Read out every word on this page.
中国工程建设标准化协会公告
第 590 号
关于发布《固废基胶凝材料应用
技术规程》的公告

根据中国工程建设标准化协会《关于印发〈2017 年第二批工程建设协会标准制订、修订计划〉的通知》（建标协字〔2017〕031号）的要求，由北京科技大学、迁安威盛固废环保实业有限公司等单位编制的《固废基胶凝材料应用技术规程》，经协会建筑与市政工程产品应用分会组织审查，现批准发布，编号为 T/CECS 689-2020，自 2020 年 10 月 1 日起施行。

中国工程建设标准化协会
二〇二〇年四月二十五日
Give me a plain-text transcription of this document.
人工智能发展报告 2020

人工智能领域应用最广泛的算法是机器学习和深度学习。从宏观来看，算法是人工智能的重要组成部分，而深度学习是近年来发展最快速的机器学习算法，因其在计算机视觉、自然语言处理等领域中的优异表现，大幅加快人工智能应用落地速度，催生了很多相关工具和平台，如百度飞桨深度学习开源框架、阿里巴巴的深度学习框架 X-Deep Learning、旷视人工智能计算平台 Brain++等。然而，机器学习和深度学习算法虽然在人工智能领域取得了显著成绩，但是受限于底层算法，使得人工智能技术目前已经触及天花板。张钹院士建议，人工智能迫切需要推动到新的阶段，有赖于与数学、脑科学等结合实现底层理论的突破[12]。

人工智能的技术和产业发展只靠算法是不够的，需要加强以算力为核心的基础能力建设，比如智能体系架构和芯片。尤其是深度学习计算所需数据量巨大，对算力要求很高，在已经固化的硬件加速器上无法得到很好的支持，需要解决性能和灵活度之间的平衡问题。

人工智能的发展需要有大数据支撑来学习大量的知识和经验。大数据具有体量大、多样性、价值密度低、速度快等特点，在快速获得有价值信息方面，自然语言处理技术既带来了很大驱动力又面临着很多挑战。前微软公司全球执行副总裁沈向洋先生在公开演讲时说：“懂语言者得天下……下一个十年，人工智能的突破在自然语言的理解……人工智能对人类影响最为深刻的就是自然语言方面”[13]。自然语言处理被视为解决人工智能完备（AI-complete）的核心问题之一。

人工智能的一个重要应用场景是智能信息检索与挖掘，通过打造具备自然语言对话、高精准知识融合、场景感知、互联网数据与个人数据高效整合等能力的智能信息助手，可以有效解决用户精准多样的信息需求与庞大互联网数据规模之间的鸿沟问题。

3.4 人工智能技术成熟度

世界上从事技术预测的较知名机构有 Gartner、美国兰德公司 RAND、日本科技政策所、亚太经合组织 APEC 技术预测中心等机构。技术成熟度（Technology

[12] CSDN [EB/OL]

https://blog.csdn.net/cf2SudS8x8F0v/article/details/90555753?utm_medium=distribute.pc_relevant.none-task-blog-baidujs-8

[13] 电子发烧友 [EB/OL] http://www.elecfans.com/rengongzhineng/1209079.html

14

__________

_Problem details_: Repeat all of the records above exactly as they appear.

_Finished exercise_:
Read out every word on this page.
中国工程建设标准化协会公告
第 590 号
关于发布《固废基胶凝材料应用
技术规程》的公告

根据中国工程建设标准化协会《关于印发〈2017 年第二批工程建设协会标准制订、修订计划〉的通知》（建标协字〔2017〕031号）的要求，由北京科技大学、迁安威盛固废环保实业有限公司等单位编制的《固废基胶凝材料应用技术规程》，经协会建筑与市政工程产品应用分会组织审查，现批准发布，编号为 T/CECS 689-2020，自 2020 年 10 月 1 日起施行。

中国工程建设标准化协会
二〇二〇年四月二十五日
Give me a plain-text transcription of this document.
人工智能发展报告 2020

人工智能领域应用最广泛的算法是机器学习和深度学习。从宏观来看，算法是人工智能的重要组成部分，而深度学习是近年来发展最快速的机器学习算法，因其在计算机视觉、自然语言处理等领域中的优异表现，大幅加快人工智能应用落地速度，催生了很多相关工具和平台，如百度飞桨深度学习开源框架、阿里巴巴的深度学习框架 X-Deep Learning、旷视人工智能计算平台 Brain++等。然而，机器学习和深度学习算法虽然在人工智能领域取得了显著成绩，但是受限于底层算法，使得人工智能技术目前已经触及天花板。张钹院士建议，人工智能迫切需要推动到新的阶段，有赖于与数学、脑科学等结合实现底层理论的突破[12]。

人工智能的技术和产业发展只靠算法是不够的，需要加强以算力为核心的基础能力建设，比如智能体系架构和芯片。尤其是深度学习计算所需数据量巨大，对算力要求很高，在已经固化的硬件加速器上无法得到很好的支持，需要解决性能和灵活度之间的平衡问题。

人工智能的发展需要有大数据支撑来学习大量的知识和经验。大数据具有体量大、多样性、价值密度低、速度快等特点，在快速获得有价值信息方面，自然语言处理技术既带来了很大驱动力又面临着很多挑战。前微软公司全球执行副总裁沈向洋先生在公开演讲时说：“懂语言者得天下……下一个十年，人工智能的突破在自然语言的理解……人工智能对人类影响最为深刻的就是自然语言方面”[13]。自然语言处理被视为解决人工智能完备（AI-complete）的核心问题之一。

人工智能的一个重要应用场景是智能信息检索与挖掘，通过打造具备自然语言对话、高精准知识融合、场景感知、互联网数据与个人数据高效整合等能力的智能信息助手，可以有效解决用户精准多样的信息需求与庞大互联网数据规模之间的鸿沟问题。

3.4 人工智能技术成熟度

世界上从事技术预测的较知名机构有 Gartner、美国兰德公司 RAND、日本科技政策所、亚太经合组织 APEC 技术预测中心等机构。技术成熟度（Technology

[12] CSDN [EB/OL]

https://blog.csdn.net/cf2SudS8x8F0v/article/details/90555753?utm_medium=distribute.pc_relevant.none-task-blog-baidujs-8

[13] 电子发烧友 [EB/OL] http://www.elecfans.com/rengongzhineng/1209079.html

14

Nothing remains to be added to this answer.